**Exercise instructions**: For the copy, please give all of the data again exactly and leave the pictures out.

Dataset records
* Start *
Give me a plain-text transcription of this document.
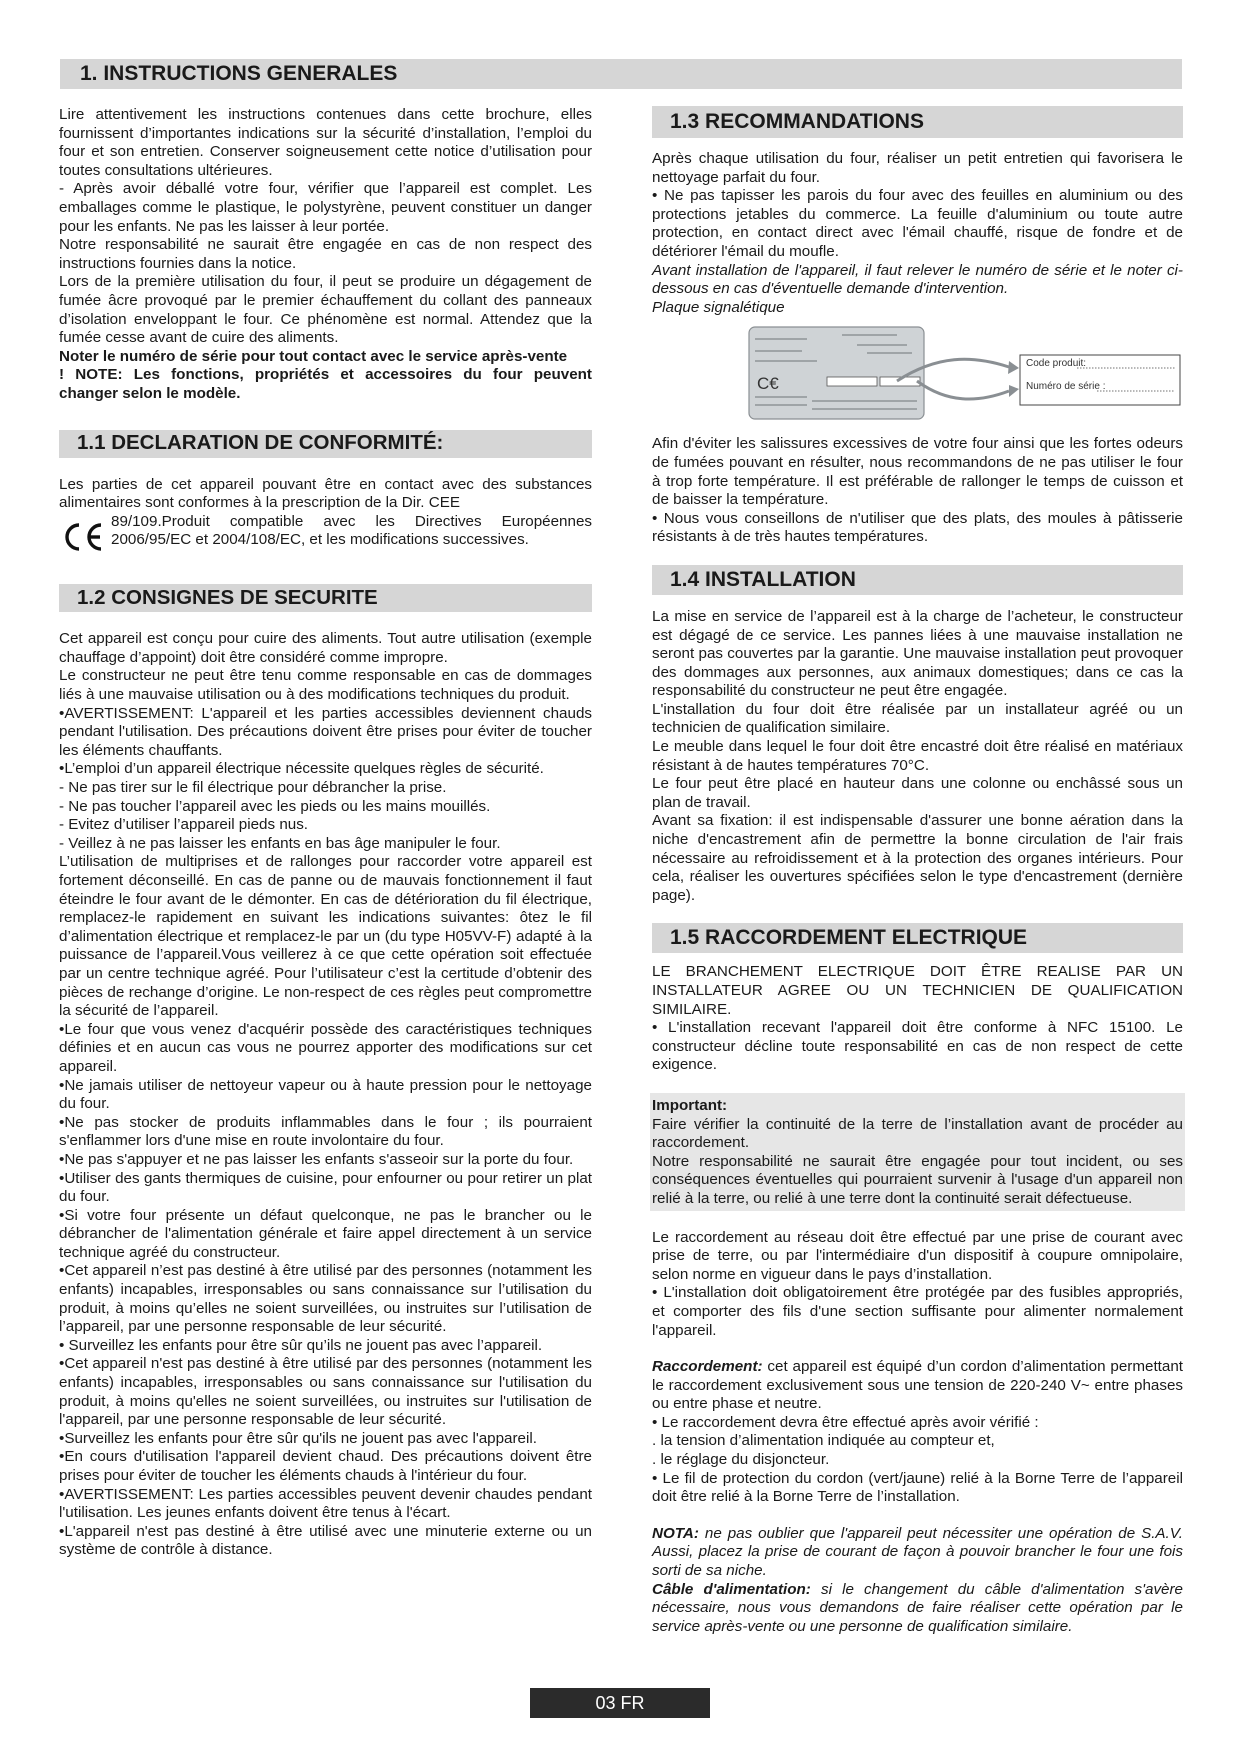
1. INSTRUCTIONS GENERALES

Lire attentivement les instructions contenues dans cette brochure, elles fournissent d’importantes indications sur la sécurité d’installation, l’emploi du four et son entretien. Conserver soigneusement cette notice d’utilisation pour toutes consultations ultérieures.

- Après avoir déballé votre four, vérifier que l’appareil est complet. Les emballages comme le plastique, le polystyrène, peuvent constituer un danger pour les enfants. Ne pas les laisser à leur portée.

Notre responsabilité ne saurait être engagée en cas de non respect des instructions fournies dans la notice.

Lors de la première utilisation du four, il peut se produire un dégagement de fumée âcre provoqué par le premier échauffement du collant des panneaux d’isolation enveloppant le four. Ce phénomène est normal. Attendez que la fumée cesse avant de cuire des aliments.

Noter le numéro de série pour tout contact avec le service après-vente

! NOTE: Les fonctions, propriétés et accessoires du four peuvent changer selon le modèle.

1.1 DECLARATION DE CONFORMITÉ:

Les parties de cet appareil pouvant être en contact avec des substances alimentaires sont conformes à la prescription de la Dir. CEE

89/109.Produit compatible avec les Directives Européennes 2006/95/EC et 2004/108/EC, et les modifications successives.

1.2 CONSIGNES DE SECURITE

Cet appareil est conçu pour cuire des aliments. Tout autre utilisation (exemple chauffage d’appoint) doit être considéré comme impropre.

Le constructeur ne peut être tenu comme responsable en cas de dommages liés à une mauvaise utilisation ou à des modifications techniques du produit.

•AVERTISSEMENT: L'appareil et les parties accessibles deviennent chauds pendant l'utilisation. Des précautions doivent être prises pour éviter de toucher les éléments chauffants.

•L’emploi d’un appareil électrique nécessite quelques règles de sécurité.

- Ne pas tirer sur le fil électrique pour débrancher la prise.

- Ne pas toucher l’appareil avec les pieds ou les mains mouillés.

- Evitez d’utiliser l’appareil pieds nus.

- Veillez à ne pas laisser les enfants en bas âge manipuler le four.

L’utilisation de multiprises et de rallonges pour raccorder votre appareil est fortement déconseillé. En cas de panne ou de mauvais fonctionnement il faut éteindre le four avant de le démonter. En cas de détérioration du fil électrique, remplacez-le rapidement en suivant les indications suivantes: ôtez le fil d’alimentation électrique et remplacez-le par un (du type H05VV-F) adapté à la puissance de l’appareil.Vous veillerez à ce que cette opération soit effectuée par un centre technique agréé. Pour l’utilisateur c’est la certitude d’obtenir des pièces de rechange d’origine. Le non-respect de ces règles peut compromettre la sécurité de l’appareil.

•Le four que vous venez d'acquérir possède des caractéristiques techniques définies et en aucun cas vous ne pourrez apporter des modifications sur cet appareil.

•Ne jamais utiliser de nettoyeur vapeur ou à haute pression pour le nettoyage du four.

•Ne pas stocker de produits inflammables dans le four ; ils pourraient s'enflammer lors d'une mise en route involontaire du four.

•Ne pas s'appuyer et ne pas laisser les enfants s'asseoir sur la porte du four.

•Utiliser des gants thermiques de cuisine, pour enfourner ou pour retirer un plat du four.

•Si votre four présente un défaut quelconque, ne pas le brancher ou le débrancher de l'alimentation générale et faire appel directement à un service technique agréé du constructeur.

•Cet appareil n’est pas destiné à être utilisé par des personnes (notamment les enfants) incapables, irresponsables ou sans connaissance sur l’utilisation du produit, à moins qu’elles ne soient surveillées, ou instruites sur l’utilisation de l’appareil, par une personne responsable de leur sécurité.

• Surveillez les enfants pour être sûr qu’ils ne jouent pas avec l’appareil.

•Cet appareil n'est pas destiné à être utilisé par des personnes (notamment les enfants) incapables, irresponsables ou sans connaissance sur l'utilisation du produit, à moins qu'elles ne soient surveillées, ou instruites sur l'utilisation de l'appareil, par une personne responsable de leur sécurité.

•Surveillez les enfants pour être sûr qu'ils ne jouent pas avec l'appareil.

•En cours d'utilisation l'appareil devient chaud. Des précautions doivent être prises pour éviter de toucher les éléments chauds à l'intérieur du four.

•AVERTISSEMENT: Les parties accessibles peuvent devenir chaudes pendant l'utilisation. Les jeunes enfants doivent être tenus à l'écart.

•L'appareil n'est pas destiné à être utilisé avec une minuterie externe ou un système de contrôle à distance.

1.3 RECOMMANDATIONS

Après chaque utilisation du four, réaliser un petit entretien qui favorisera le nettoyage parfait du four.

• Ne pas tapisser les parois du four avec des feuilles en aluminium ou des protections jetables du commerce. La feuille d'aluminium ou toute autre protection, en contact direct avec l'émail chauffé, risque de fondre et de détériorer l'émail du moufle.

Avant installation de l'appareil, il faut relever le numéro de série et le noter ci-dessous en cas d'éventuelle demande d'intervention.

Plaque signalétique

C€
Code produit:
Numéro de série :

Afin d'éviter les salissures excessives de votre four ainsi que les fortes odeurs de fumées pouvant en résulter, nous recommandons de ne pas utiliser le four à trop forte température. Il est préférable de rallonger le temps de cuisson et de baisser la température.

• Nous vous conseillons de n'utiliser que des plats, des moules à pâtisserie résistants à de très hautes températures.

1.4 INSTALLATION

La mise en service de l’appareil est à la charge de l’acheteur, le constructeur est dégagé de ce service. Les pannes liées à une mauvaise installation ne seront pas couvertes par la garantie. Une mauvaise installation peut provoquer des dommages aux personnes, aux animaux domestiques; dans ce cas la responsabilité du constructeur ne peut être engagée.

L'installation du four doit être réalisée par un installateur agréé ou un technicien de qualification similaire.

Le meuble dans lequel le four doit être encastré doit être réalisé en matériaux résistant à de hautes températures 70°C.

Le four peut être placé en hauteur dans une colonne ou enchâssé sous un plan de travail.

Avant sa fixation: il est indispensable d'assurer une bonne aération dans la niche d'encastrement afin de permettre la bonne circulation de l'air frais nécessaire au refroidissement et à la protection des organes intérieurs. Pour cela, réaliser les ouvertures spécifiées selon le type d'encastrement (dernière page).

1.5 RACCORDEMENT ELECTRIQUE

LE BRANCHEMENT ELECTRIQUE DOIT ÊTRE REALISE PAR UN INSTALLATEUR AGREE OU UN TECHNICIEN DE QUALIFICATION SIMILAIRE.

• L'installation recevant l'appareil doit être conforme à NFC 15100. Le constructeur décline toute responsabilité en cas de non respect de cette exigence.

Important:

Faire vérifier la continuité de la terre de l’installation avant de procéder au raccordement.

Notre responsabilité ne saurait être engagée pour tout incident, ou ses conséquences éventuelles qui pourraient survenir à l'usage d'un appareil non relié à la terre, ou relié à une terre dont la continuité serait défectueuse.

Le raccordement au réseau doit être effectué par une prise de courant avec prise de terre, ou par l'intermédiaire d'un dispositif à coupure omnipolaire, selon norme en vigueur dans le pays d’installation.

• L'installation doit obligatoirement être protégée par des fusibles appropriés, et comporter des fils d'une section suffisante pour alimenter normalement l'appareil.

Raccordement: cet appareil est équipé d’un cordon d’alimentation permettant le raccordement exclusivement sous une tension de 220-240 V~ entre phases ou entre phase et neutre.

• Le raccordement devra être effectué après avoir vérifié :

. la tension d’alimentation indiquée au compteur et,

. le réglage du disjoncteur.

• Le fil de protection du cordon (vert/jaune) relié à la Borne Terre de l’appareil doit être relié à la Borne Terre de l’installation.

NOTA: ne pas oublier que l'appareil peut nécessiter une opération de S.A.V. Aussi, placez la prise de courant de façon à pouvoir brancher le four une fois sorti de sa niche.

Câble d'alimentation: si le changement du câble d'alimentation s'avère nécessaire, nous vous demandons de faire réaliser cette opération par le service après-vente ou une personne de qualification similaire.

03 FR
* End *
**Output of the task**:
Give me a plain-text transcription of this document.
1. INSTRUCTIONS GENERALES

Lire attentivement les instructions contenues dans cette brochure, elles fournissent d’importantes indications sur la sécurité d’installation, l’emploi du four et son entretien. Conserver soigneusement cette notice d’utilisation pour toutes consultations ultérieures.

- Après avoir déballé votre four, vérifier que l’appareil est complet. Les emballages comme le plastique, le polystyrène, peuvent constituer un danger pour les enfants. Ne pas les laisser à leur portée.

Notre responsabilité ne saurait être engagée en cas de non respect des instructions fournies dans la notice.

Lors de la première utilisation du four, il peut se produire un dégagement de fumée âcre provoqué par le premier échauffement du collant des panneaux d’isolation enveloppant le four. Ce phénomène est normal. Attendez que la fumée cesse avant de cuire des aliments.

Noter le numéro de série pour tout contact avec le service après-vente

! NOTE: Les fonctions, propriétés et accessoires du four peuvent changer selon le modèle.

1.1 DECLARATION DE CONFORMITÉ:

Les parties de cet appareil pouvant être en contact avec des substances alimentaires sont conformes à la prescription de la Dir. CEE

89/109.Produit compatible avec les Directives Européennes 2006/95/EC et 2004/108/EC, et les modifications successives.

1.2 CONSIGNES DE SECURITE

Cet appareil est conçu pour cuire des aliments. Tout autre utilisation (exemple chauffage d’appoint) doit être considéré comme impropre.

Le constructeur ne peut être tenu comme responsable en cas de dommages liés à une mauvaise utilisation ou à des modifications techniques du produit.

•AVERTISSEMENT: L'appareil et les parties accessibles deviennent chauds pendant l'utilisation. Des précautions doivent être prises pour éviter de toucher les éléments chauffants.

•L’emploi d’un appareil électrique nécessite quelques règles de sécurité.

- Ne pas tirer sur le fil électrique pour débrancher la prise.

- Ne pas toucher l’appareil avec les pieds ou les mains mouillés.

- Evitez d’utiliser l’appareil pieds nus.

- Veillez à ne pas laisser les enfants en bas âge manipuler le four.

L’utilisation de multiprises et de rallonges pour raccorder votre appareil est fortement déconseillé. En cas de panne ou de mauvais fonctionnement il faut éteindre le four avant de le démonter. En cas de détérioration du fil électrique, remplacez-le rapidement en suivant les indications suivantes: ôtez le fil d’alimentation électrique et remplacez-le par un (du type H05VV-F) adapté à la puissance de l’appareil.Vous veillerez à ce que cette opération soit effectuée par un centre technique agréé. Pour l’utilisateur c’est la certitude d’obtenir des pièces de rechange d’origine. Le non-respect de ces règles peut compromettre la sécurité de l’appareil.

•Le four que vous venez d'acquérir possède des caractéristiques techniques définies et en aucun cas vous ne pourrez apporter des modifications sur cet appareil.

•Ne jamais utiliser de nettoyeur vapeur ou à haute pression pour le nettoyage du four.

•Ne pas stocker de produits inflammables dans le four ; ils pourraient s'enflammer lors d'une mise en route involontaire du four.

•Ne pas s'appuyer et ne pas laisser les enfants s'asseoir sur la porte du four.

•Utiliser des gants thermiques de cuisine, pour enfourner ou pour retirer un plat du four.

•Si votre four présente un défaut quelconque, ne pas le brancher ou le débrancher de l'alimentation générale et faire appel directement à un service technique agréé du constructeur.

•Cet appareil n’est pas destiné à être utilisé par des personnes (notamment les enfants) incapables, irresponsables ou sans connaissance sur l’utilisation du produit, à moins qu’elles ne soient surveillées, ou instruites sur l’utilisation de l’appareil, par une personne responsable de leur sécurité.

• Surveillez les enfants pour être sûr qu’ils ne jouent pas avec l’appareil.

•Cet appareil n'est pas destiné à être utilisé par des personnes (notamment les enfants) incapables, irresponsables ou sans connaissance sur l'utilisation du produit, à moins qu'elles ne soient surveillées, ou instruites sur l'utilisation de l'appareil, par une personne responsable de leur sécurité.

•Surveillez les enfants pour être sûr qu'ils ne jouent pas avec l'appareil.

•En cours d'utilisation l'appareil devient chaud. Des précautions doivent être prises pour éviter de toucher les éléments chauds à l'intérieur du four.

•AVERTISSEMENT: Les parties accessibles peuvent devenir chaudes pendant l'utilisation. Les jeunes enfants doivent être tenus à l'écart.

•L'appareil n'est pas destiné à être utilisé avec une minuterie externe ou un système de contrôle à distance.

1.3 RECOMMANDATIONS

Après chaque utilisation du four, réaliser un petit entretien qui favorisera le nettoyage parfait du four.

• Ne pas tapisser les parois du four avec des feuilles en aluminium ou des protections jetables du commerce. La feuille d'aluminium ou toute autre protection, en contact direct avec l'émail chauffé, risque de fondre et de détériorer l'émail du moufle.

Avant installation de l'appareil, il faut relever le numéro de série et le noter ci-dessous en cas d'éventuelle demande d'intervention.

Plaque signalétique

C€
Code produit:
Numéro de série :

Afin d'éviter les salissures excessives de votre four ainsi que les fortes odeurs de fumées pouvant en résulter, nous recommandons de ne pas utiliser le four à trop forte température. Il est préférable de rallonger le temps de cuisson et de baisser la température.

• Nous vous conseillons de n'utiliser que des plats, des moules à pâtisserie résistants à de très hautes températures.

1.4 INSTALLATION

La mise en service de l’appareil est à la charge de l’acheteur, le constructeur est dégagé de ce service. Les pannes liées à une mauvaise installation ne seront pas couvertes par la garantie. Une mauvaise installation peut provoquer des dommages aux personnes, aux animaux domestiques; dans ce cas la responsabilité du constructeur ne peut être engagée.

L'installation du four doit être réalisée par un installateur agréé ou un technicien de qualification similaire.

Le meuble dans lequel le four doit être encastré doit être réalisé en matériaux résistant à de hautes températures 70°C.

Le four peut être placé en hauteur dans une colonne ou enchâssé sous un plan de travail.

Avant sa fixation: il est indispensable d'assurer une bonne aération dans la niche d'encastrement afin de permettre la bonne circulation de l'air frais nécessaire au refroidissement et à la protection des organes intérieurs. Pour cela, réaliser les ouvertures spécifiées selon le type d'encastrement (dernière page).

1.5 RACCORDEMENT ELECTRIQUE

LE BRANCHEMENT ELECTRIQUE DOIT ÊTRE REALISE PAR UN INSTALLATEUR AGREE OU UN TECHNICIEN DE QUALIFICATION SIMILAIRE.

• L'installation recevant l'appareil doit être conforme à NFC 15100. Le constructeur décline toute responsabilité en cas de non respect de cette exigence.

Important:

Faire vérifier la continuité de la terre de l’installation avant de procéder au raccordement.

Notre responsabilité ne saurait être engagée pour tout incident, ou ses conséquences éventuelles qui pourraient survenir à l'usage d'un appareil non relié à la terre, ou relié à une terre dont la continuité serait défectueuse.

Le raccordement au réseau doit être effectué par une prise de courant avec prise de terre, ou par l'intermédiaire d'un dispositif à coupure omnipolaire, selon norme en vigueur dans le pays d’installation.

• L'installation doit obligatoirement être protégée par des fusibles appropriés, et comporter des fils d'une section suffisante pour alimenter normalement l'appareil.

Raccordement: cet appareil est équipé d’un cordon d’alimentation permettant le raccordement exclusivement sous une tension de 220-240 V~ entre phases ou entre phase et neutre.

• Le raccordement devra être effectué après avoir vérifié :

. la tension d’alimentation indiquée au compteur et,

. le réglage du disjoncteur.

• Le fil de protection du cordon (vert/jaune) relié à la Borne Terre de l’appareil doit être relié à la Borne Terre de l’installation.

NOTA: ne pas oublier que l'appareil peut nécessiter une opération de S.A.V. Aussi, placez la prise de courant de façon à pouvoir brancher le four une fois sorti de sa niche.

Câble d'alimentation: si le changement du câble d'alimentation s'avère nécessaire, nous vous demandons de faire réaliser cette opération par le service après-vente ou une personne de qualification similaire.

03 FR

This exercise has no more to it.